■ Consigne 1 ■
Dans les entrées, reprenez tout ce qui va de la ligne contenant « Give bounding boxes » jusqu'à celle contenant « callout-number: 5 xyxy=(348,252,360,271) » en remplaçant « component » par « item », sans rien changer d'autre. Ne reprenez pas les images dans votre réponse.

■ Texte extrait ■
Dans les faits, c’est le peuple malien qui paye le plus lourd tribut de ces sanctions d’isolement

 

Car, au nombre des nouvelles dispositions qui vont de la suppression du poste de vice-président, au vote d’une amnistie pour les putschistes en passant par l’augmentation du nombre de députés désignés qui passe de 121 à 147, les « parlementaires » ont soigneusement évité de mettre les pieds dans le plat du sujet  qui fâche, en se contentant d’une formule sibylline qui fixe la fin de la transition à l’organisation de la prochaine présidentielle sans en donner de délai précis. Pourtant, c’était tout l’intérêt de cette session parlementaire, dès lors que la disposition qui rend inéligible le président de la transition, n’a pas été touchée. D’autant que la CEDEAO qui a catégoriquement rejeté le délai de cinq ans issu des Assises nationales de la refondation (ANR), délai ensuite ramené à quatre ans par les autorités intérimaires,  continue de maintenir la pression pour une durée de transition « raisonnable ». Le réalisme va-t-il alors prévaloir ? En tout cas,  sur la question, l’institution sous-régionale qui soutient que c’est à son corps défendant qu’elle a pris des mesures punitives drastiques contre les tombeurs d’IBK, se dit prête à faire des concessions si Bamako ramène la durée de la transition à des proportions « raisonnables ».  Cela est d’autant plus impératif que dans les faits, c’est le peuple malien qui paye le plus lourd tribut de ces sanctions d’isolement qui poussent le pays au bord de l’asphyxie économique.  Les autorités de Bamako mettront-elles alors de l’eau dans leur gnamakoudji * ; elles qui semblent s’être ménagé suffisamment de marge pour décider de la date de tenue des prochaines élections ? Vont-elles aller dans le sens du  « délai raisonnable » requis et nécessaire à l’allègement voire à la levée totale des sanctions de la CEDEAO ? Ou bien maintiendront-elles le cap des délais qu’elles estiment nécessaires à leur action à la tête du pays pour lui permettre de repartir du bon pied ? On attend de voir.

■ Consigne 2 ■
Résumez sous forme de liste le paragraphe de l'extrait sur la transition au Mali qui commence par « Car, au nombre des nouvelles dispositions », en gardant ses faits principaux.

■ Données affichées ■
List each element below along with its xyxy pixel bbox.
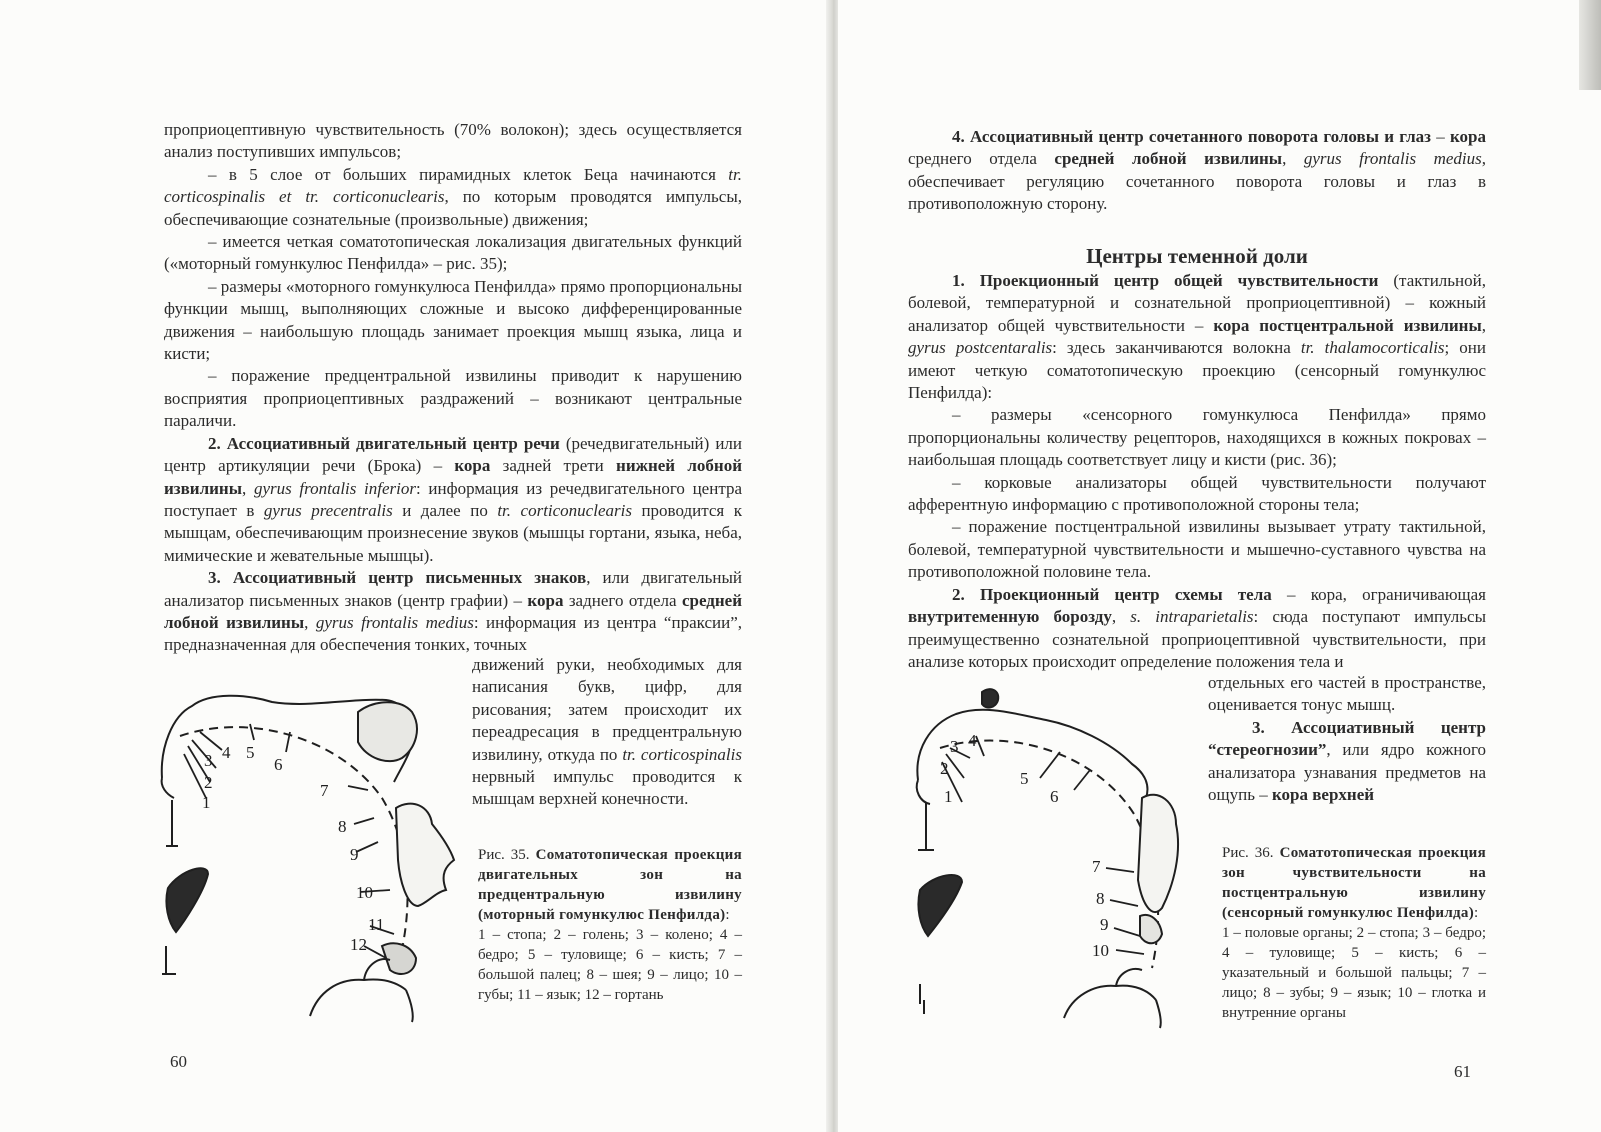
==
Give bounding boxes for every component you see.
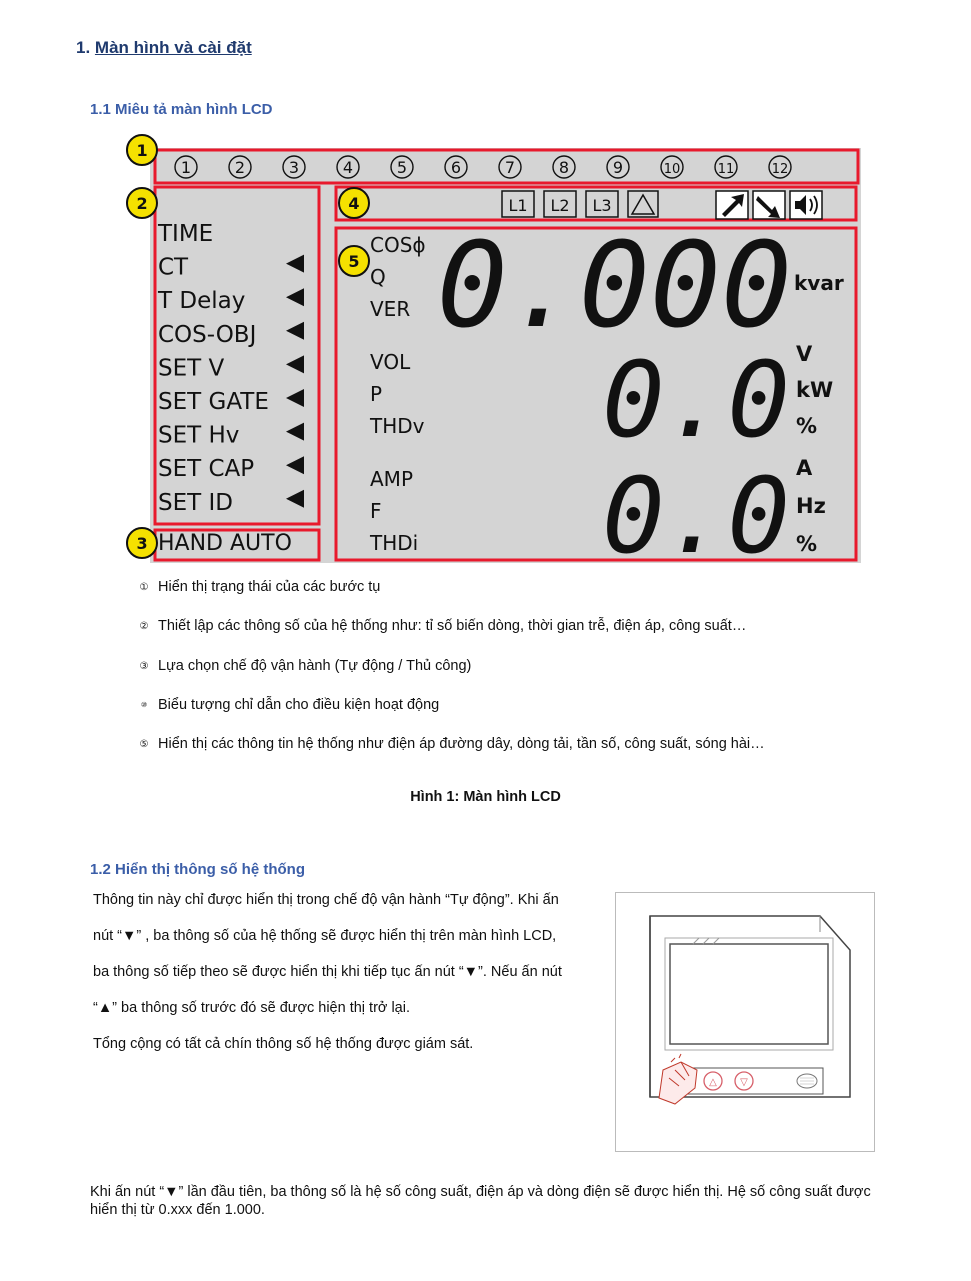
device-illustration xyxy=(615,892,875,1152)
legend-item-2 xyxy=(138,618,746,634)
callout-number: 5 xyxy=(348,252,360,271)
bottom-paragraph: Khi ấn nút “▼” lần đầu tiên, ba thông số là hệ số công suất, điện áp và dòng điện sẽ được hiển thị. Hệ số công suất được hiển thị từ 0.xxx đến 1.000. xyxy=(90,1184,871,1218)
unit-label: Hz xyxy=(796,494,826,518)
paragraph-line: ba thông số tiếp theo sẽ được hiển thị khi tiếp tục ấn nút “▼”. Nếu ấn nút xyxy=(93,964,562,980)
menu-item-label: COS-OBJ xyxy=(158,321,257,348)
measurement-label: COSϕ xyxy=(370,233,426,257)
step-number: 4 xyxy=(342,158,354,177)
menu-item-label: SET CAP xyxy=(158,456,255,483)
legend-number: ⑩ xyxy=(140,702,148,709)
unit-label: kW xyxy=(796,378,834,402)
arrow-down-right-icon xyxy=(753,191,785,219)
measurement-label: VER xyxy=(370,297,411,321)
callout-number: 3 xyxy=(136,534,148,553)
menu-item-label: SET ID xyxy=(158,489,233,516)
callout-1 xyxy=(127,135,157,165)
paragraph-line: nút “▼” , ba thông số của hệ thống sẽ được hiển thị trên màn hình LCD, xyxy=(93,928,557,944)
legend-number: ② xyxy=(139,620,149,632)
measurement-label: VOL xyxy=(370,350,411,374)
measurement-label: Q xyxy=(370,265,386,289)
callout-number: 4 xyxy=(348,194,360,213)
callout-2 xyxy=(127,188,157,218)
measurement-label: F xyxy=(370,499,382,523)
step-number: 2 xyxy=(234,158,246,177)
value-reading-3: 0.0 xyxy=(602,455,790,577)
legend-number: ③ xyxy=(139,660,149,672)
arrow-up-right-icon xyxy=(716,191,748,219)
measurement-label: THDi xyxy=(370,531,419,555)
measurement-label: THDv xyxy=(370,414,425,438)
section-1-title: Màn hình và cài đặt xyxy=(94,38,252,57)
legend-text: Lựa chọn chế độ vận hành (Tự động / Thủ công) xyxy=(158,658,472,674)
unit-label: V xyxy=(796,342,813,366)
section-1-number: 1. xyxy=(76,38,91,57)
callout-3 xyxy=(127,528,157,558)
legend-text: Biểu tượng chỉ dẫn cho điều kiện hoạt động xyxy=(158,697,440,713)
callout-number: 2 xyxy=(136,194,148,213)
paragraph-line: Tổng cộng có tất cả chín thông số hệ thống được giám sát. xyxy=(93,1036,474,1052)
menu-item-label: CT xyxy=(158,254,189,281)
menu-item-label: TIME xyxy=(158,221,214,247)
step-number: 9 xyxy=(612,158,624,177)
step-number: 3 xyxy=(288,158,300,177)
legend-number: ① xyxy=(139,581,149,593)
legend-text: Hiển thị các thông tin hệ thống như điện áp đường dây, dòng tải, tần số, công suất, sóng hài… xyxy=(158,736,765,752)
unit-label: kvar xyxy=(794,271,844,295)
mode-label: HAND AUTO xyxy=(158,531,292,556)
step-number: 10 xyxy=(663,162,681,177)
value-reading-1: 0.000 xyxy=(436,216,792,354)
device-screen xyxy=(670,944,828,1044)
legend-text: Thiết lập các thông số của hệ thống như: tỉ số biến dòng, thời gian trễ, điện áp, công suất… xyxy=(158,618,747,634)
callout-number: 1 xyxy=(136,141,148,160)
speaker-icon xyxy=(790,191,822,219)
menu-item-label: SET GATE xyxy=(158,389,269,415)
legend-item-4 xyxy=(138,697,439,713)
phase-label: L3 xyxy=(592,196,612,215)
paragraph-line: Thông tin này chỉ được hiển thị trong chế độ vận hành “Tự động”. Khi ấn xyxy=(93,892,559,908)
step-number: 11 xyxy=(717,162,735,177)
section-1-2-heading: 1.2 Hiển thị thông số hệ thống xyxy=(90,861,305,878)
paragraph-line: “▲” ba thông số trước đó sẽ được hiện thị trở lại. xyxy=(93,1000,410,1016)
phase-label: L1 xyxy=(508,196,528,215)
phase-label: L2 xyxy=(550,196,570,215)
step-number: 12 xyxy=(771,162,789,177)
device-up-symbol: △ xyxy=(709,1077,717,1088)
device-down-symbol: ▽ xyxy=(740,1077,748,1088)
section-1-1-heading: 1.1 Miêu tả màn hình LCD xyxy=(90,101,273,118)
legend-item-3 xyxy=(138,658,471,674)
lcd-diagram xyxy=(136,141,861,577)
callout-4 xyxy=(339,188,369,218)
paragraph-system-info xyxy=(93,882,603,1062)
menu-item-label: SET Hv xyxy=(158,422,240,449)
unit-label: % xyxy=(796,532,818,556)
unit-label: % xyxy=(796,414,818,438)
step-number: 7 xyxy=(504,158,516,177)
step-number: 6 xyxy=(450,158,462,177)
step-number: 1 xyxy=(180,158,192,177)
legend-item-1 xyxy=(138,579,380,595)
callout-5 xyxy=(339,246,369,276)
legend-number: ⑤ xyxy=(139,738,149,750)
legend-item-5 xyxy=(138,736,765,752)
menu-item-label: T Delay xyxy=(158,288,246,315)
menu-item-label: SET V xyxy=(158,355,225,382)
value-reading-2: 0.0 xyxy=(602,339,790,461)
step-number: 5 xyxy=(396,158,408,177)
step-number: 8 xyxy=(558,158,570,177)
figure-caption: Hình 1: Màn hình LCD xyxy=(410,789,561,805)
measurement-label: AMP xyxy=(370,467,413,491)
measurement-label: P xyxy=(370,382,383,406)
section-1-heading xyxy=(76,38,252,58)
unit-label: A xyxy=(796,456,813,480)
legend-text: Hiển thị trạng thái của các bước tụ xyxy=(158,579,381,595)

■ Réponse 1 ■
Give bounding boxes for every item you see.
device-illustration xyxy=(615,892,875,1152)
legend-item-2 xyxy=(138,618,746,634)
callout-number: 5 xyxy=(348,252,360,271)

■ Réponse 2 ■
- Nouvelles dispositions votées : suppression du poste de vice-président, amnistie pour les putschistes, nombre de députés désignés porté de 121 à 147.
- Durée de la transition : la fin est fixée à l'organisation de la prochaine présidentielle, sans délai précis.
- Inéligibilité : la disposition qui rend le président de la transition inéligible n'a pas été modifiée.
- Position de la CEDEAO : elle a rejeté le délai de cinq ans issu des Assises nationales de la refondation (ANR), ramené ensuite à quatre ans par les autorités intérimaires. Elle continue d'exiger une durée « raisonnable ».
- Sanctions : la CEDEAO dit avoir pris à contrecœur des mesures punitives drastiques contre les tombeurs d'IBK. Elle se dit prête à des concessions si Bamako réduit la durée de la transition.
- Conséquences : c'est le peuple malien qui paie le plus lourd tribut de ces sanctions, qui poussent le pays au bord de l'asphyxie économique.
- Question ouverte : les autorités de Bamako accepteront-elles un « délai raisonnable » pour obtenir l'allègement ou la levée des sanctions, ou garderont-elles leurs propres délais ?